What the task requires: Reproduce the lines of the material exactly, excluding every image.

◇ ◇ ◇ ◇

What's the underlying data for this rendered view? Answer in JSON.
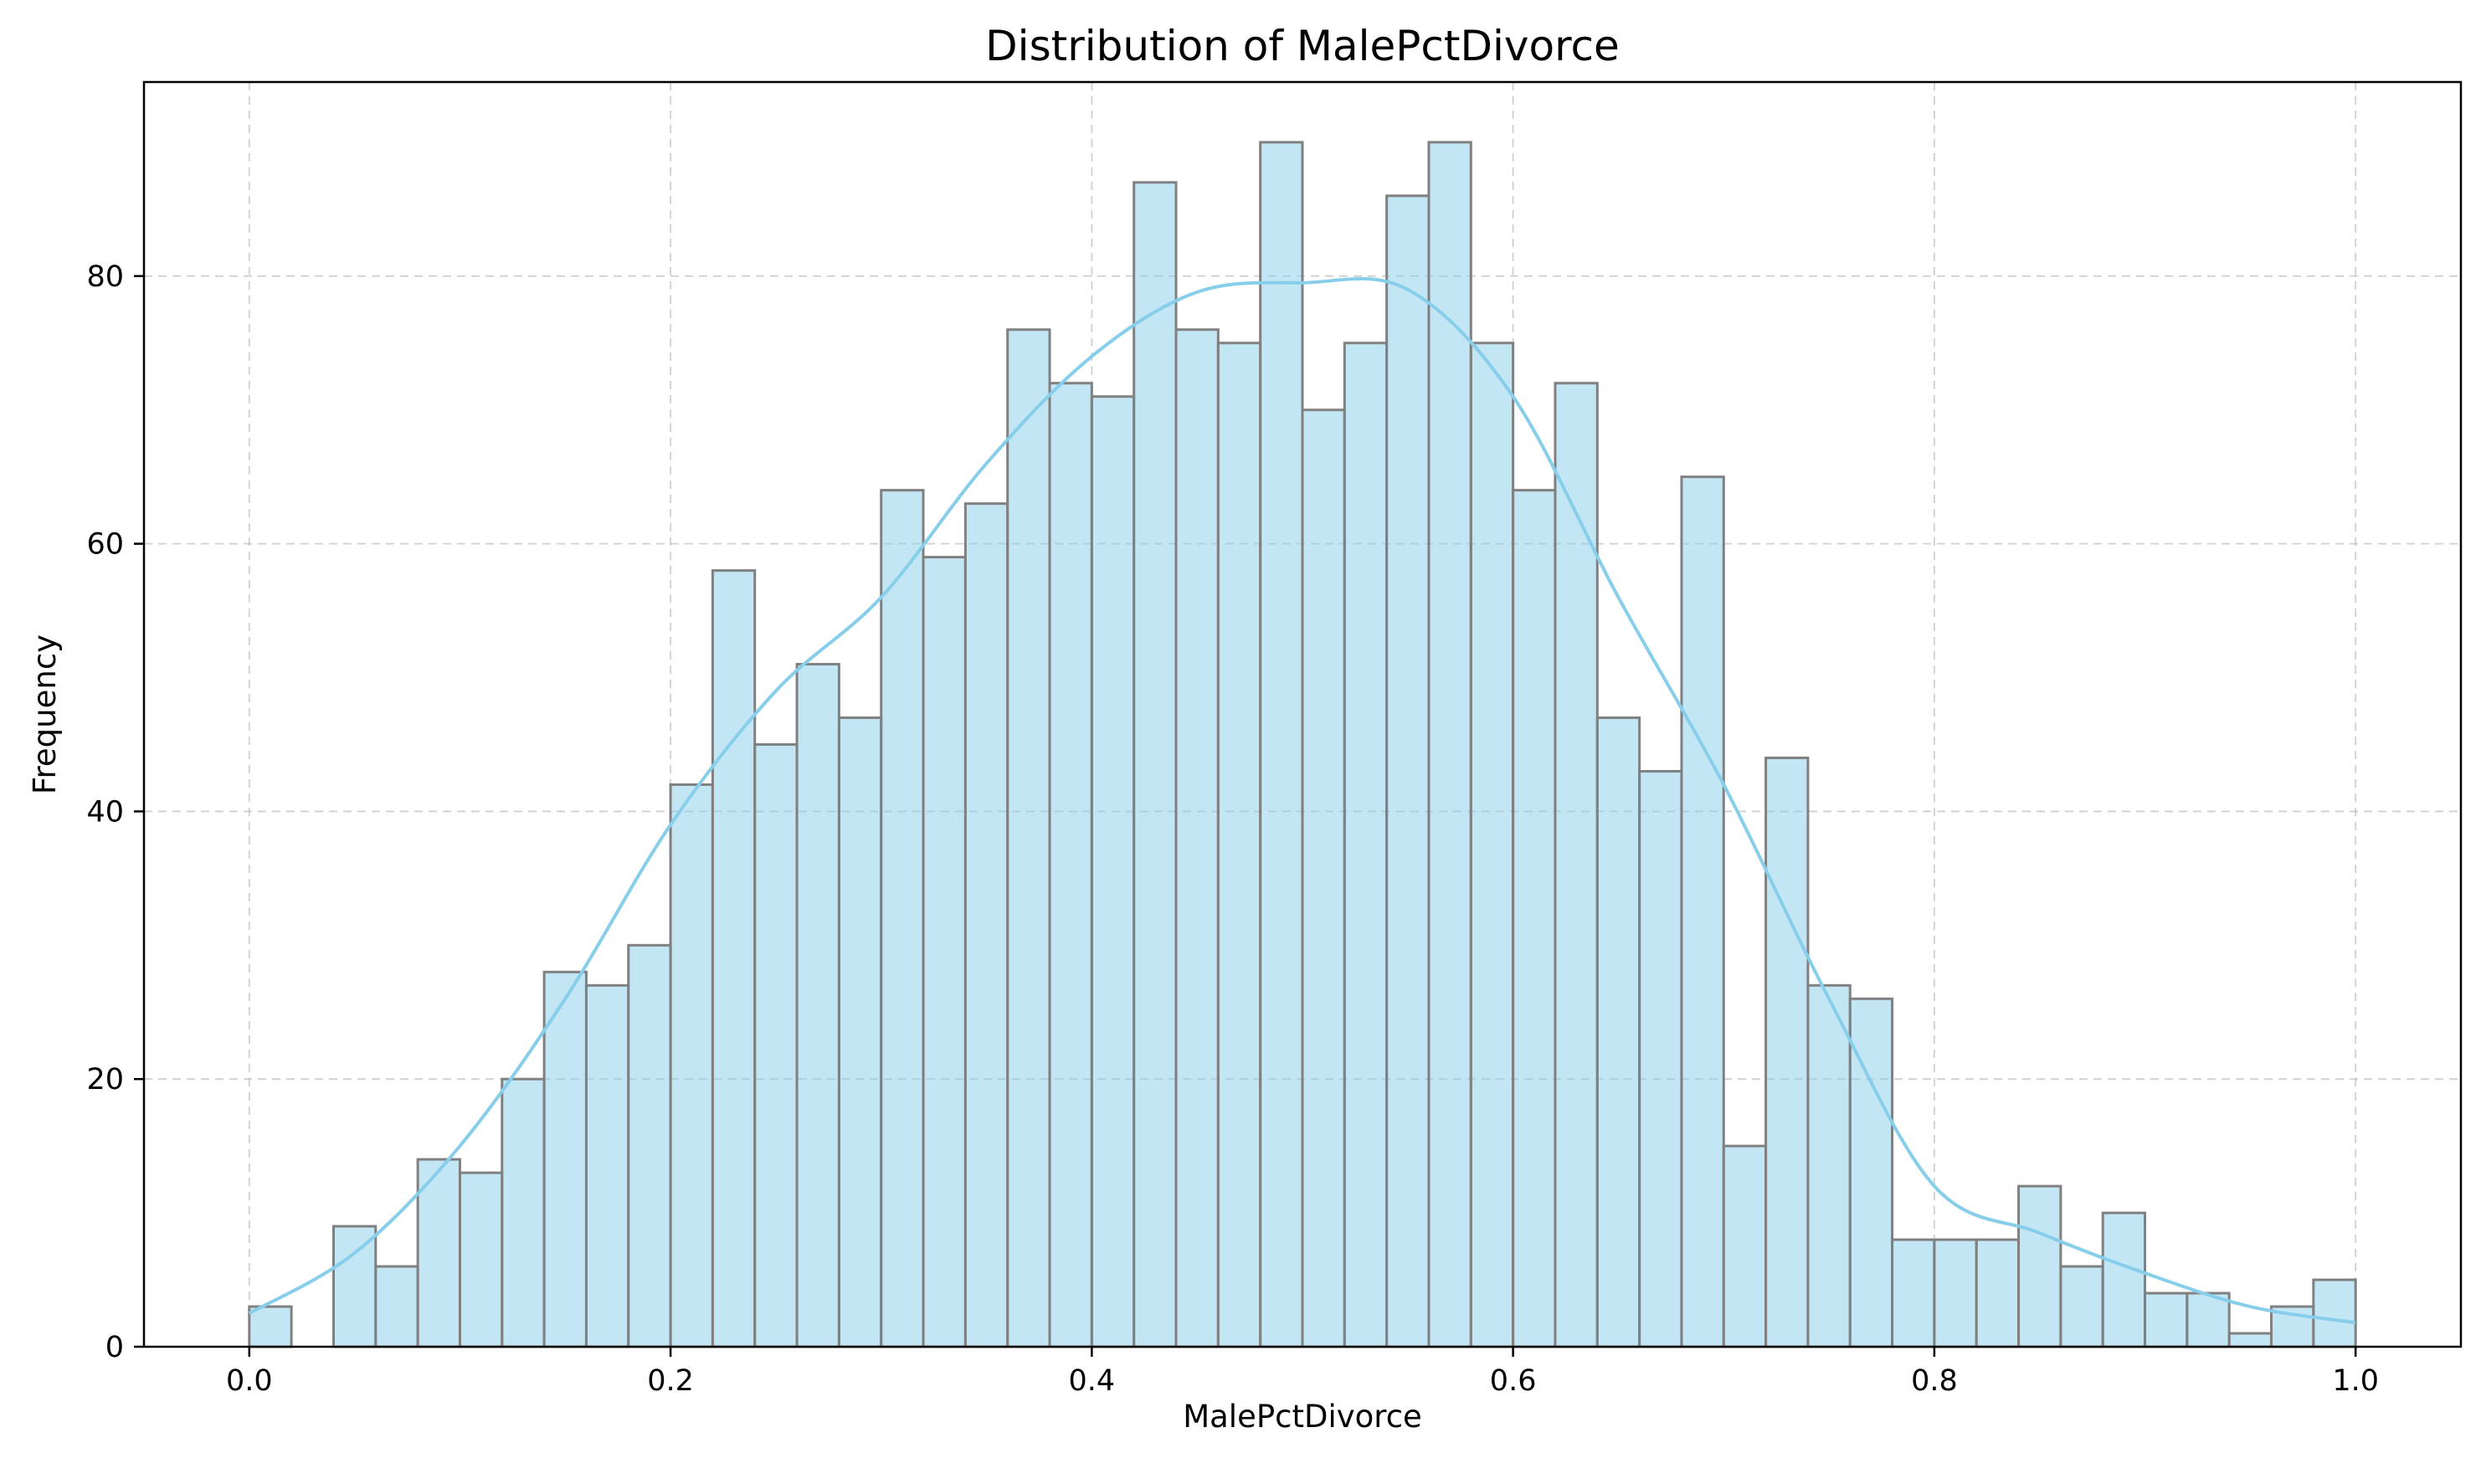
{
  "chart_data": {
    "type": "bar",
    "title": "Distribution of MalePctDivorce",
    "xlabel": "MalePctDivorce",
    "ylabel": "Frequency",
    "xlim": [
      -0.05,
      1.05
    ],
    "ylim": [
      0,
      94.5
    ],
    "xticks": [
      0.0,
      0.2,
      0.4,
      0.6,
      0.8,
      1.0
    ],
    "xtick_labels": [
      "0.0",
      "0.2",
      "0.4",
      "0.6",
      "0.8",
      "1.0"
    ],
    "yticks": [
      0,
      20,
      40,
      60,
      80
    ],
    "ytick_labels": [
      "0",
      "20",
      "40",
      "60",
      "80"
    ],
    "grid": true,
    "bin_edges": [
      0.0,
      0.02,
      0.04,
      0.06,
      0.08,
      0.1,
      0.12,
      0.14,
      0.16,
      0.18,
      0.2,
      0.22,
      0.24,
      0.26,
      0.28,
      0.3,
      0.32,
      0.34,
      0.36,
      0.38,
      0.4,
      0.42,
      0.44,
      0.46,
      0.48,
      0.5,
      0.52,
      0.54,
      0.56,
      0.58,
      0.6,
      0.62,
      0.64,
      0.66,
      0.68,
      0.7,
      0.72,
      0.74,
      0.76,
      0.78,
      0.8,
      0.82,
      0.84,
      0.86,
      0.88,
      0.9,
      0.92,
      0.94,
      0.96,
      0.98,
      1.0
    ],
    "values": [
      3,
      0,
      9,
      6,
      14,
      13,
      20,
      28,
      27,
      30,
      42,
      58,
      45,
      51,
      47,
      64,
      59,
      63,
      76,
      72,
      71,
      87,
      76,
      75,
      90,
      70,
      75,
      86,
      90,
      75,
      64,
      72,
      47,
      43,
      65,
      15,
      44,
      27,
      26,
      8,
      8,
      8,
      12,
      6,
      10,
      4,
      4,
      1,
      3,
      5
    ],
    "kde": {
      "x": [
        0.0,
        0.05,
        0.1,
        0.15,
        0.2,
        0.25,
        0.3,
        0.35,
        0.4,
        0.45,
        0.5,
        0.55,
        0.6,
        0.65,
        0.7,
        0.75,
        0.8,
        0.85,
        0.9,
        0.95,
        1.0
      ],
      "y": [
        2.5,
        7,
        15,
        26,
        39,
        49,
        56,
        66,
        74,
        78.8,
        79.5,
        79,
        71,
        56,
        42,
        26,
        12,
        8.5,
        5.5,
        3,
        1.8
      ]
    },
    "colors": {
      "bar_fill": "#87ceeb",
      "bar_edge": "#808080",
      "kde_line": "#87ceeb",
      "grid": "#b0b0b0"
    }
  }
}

◇ ◇ ◇ ◇

Solved exercise:
What's the underlying data for this rendered view? Answer in JSON.
{
  "chart_data": {
    "type": "bar",
    "title": "Distribution of MalePctDivorce",
    "xlabel": "MalePctDivorce",
    "ylabel": "Frequency",
    "xlim": [
      -0.05,
      1.05
    ],
    "ylim": [
      0,
      94.5
    ],
    "xticks": [
      0.0,
      0.2,
      0.4,
      0.6,
      0.8,
      1.0
    ],
    "xtick_labels": [
      "0.0",
      "0.2",
      "0.4",
      "0.6",
      "0.8",
      "1.0"
    ],
    "yticks": [
      0,
      20,
      40,
      60,
      80
    ],
    "ytick_labels": [
      "0",
      "20",
      "40",
      "60",
      "80"
    ],
    "grid": true,
    "bin_edges": [
      0.0,
      0.02,
      0.04,
      0.06,
      0.08,
      0.1,
      0.12,
      0.14,
      0.16,
      0.18,
      0.2,
      0.22,
      0.24,
      0.26,
      0.28,
      0.3,
      0.32,
      0.34,
      0.36,
      0.38,
      0.4,
      0.42,
      0.44,
      0.46,
      0.48,
      0.5,
      0.52,
      0.54,
      0.56,
      0.58,
      0.6,
      0.62,
      0.64,
      0.66,
      0.68,
      0.7,
      0.72,
      0.74,
      0.76,
      0.78,
      0.8,
      0.82,
      0.84,
      0.86,
      0.88,
      0.9,
      0.92,
      0.94,
      0.96,
      0.98,
      1.0
    ],
    "values": [
      3,
      0,
      9,
      6,
      14,
      13,
      20,
      28,
      27,
      30,
      42,
      58,
      45,
      51,
      47,
      64,
      59,
      63,
      76,
      72,
      71,
      87,
      76,
      75,
      90,
      70,
      75,
      86,
      90,
      75,
      64,
      72,
      47,
      43,
      65,
      15,
      44,
      27,
      26,
      8,
      8,
      8,
      12,
      6,
      10,
      4,
      4,
      1,
      3,
      5
    ],
    "kde": {
      "x": [
        0.0,
        0.05,
        0.1,
        0.15,
        0.2,
        0.25,
        0.3,
        0.35,
        0.4,
        0.45,
        0.5,
        0.55,
        0.6,
        0.65,
        0.7,
        0.75,
        0.8,
        0.85,
        0.9,
        0.95,
        1.0
      ],
      "y": [
        2.5,
        7,
        15,
        26,
        39,
        49,
        56,
        66,
        74,
        78.8,
        79.5,
        79,
        71,
        56,
        42,
        26,
        12,
        8.5,
        5.5,
        3,
        1.8
      ]
    },
    "colors": {
      "bar_fill": "#87ceeb",
      "bar_edge": "#808080",
      "kde_line": "#87ceeb",
      "grid": "#b0b0b0"
    }
  }
}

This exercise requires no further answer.